Segment Start: GIVEN RECORDS
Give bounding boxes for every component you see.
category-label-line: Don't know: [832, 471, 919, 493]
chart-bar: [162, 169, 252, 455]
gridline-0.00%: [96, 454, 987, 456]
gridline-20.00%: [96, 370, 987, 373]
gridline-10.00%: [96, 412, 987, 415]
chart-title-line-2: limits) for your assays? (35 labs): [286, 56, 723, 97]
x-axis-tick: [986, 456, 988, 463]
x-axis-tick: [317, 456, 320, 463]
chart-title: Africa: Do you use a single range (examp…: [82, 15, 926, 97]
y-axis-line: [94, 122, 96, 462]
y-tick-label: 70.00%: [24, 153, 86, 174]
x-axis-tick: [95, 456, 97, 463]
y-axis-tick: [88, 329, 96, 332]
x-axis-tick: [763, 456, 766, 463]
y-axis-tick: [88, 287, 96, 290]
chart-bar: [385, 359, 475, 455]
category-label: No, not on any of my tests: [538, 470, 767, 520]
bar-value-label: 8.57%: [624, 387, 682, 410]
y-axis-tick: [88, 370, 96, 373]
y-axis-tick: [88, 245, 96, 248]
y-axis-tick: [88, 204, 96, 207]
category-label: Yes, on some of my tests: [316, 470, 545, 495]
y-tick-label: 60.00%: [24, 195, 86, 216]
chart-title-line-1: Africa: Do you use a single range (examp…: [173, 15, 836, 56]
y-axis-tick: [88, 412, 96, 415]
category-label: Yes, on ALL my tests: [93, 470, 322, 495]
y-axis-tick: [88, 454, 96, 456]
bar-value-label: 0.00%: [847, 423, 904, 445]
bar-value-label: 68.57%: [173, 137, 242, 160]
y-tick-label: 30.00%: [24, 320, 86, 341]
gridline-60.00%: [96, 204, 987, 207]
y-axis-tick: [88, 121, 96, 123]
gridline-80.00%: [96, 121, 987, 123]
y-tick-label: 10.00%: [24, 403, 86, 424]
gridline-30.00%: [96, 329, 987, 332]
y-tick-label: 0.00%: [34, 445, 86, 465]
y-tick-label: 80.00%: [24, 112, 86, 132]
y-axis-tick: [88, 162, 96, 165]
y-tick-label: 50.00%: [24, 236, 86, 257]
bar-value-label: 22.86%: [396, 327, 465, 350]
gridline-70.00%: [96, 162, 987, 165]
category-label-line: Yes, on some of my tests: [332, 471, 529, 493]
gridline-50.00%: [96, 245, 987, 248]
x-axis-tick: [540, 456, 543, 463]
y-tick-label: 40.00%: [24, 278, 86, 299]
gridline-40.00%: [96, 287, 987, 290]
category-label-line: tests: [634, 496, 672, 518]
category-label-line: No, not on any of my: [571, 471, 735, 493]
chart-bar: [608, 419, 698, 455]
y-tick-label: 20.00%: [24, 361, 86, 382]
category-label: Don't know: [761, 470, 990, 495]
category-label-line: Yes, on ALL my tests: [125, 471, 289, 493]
Segment End: GIVEN RECORDS
WHAT IS REQUIRED =
Only a number is expected here: how many lines above contain the word "single".

ANSWER TO THE EXERCISE =
2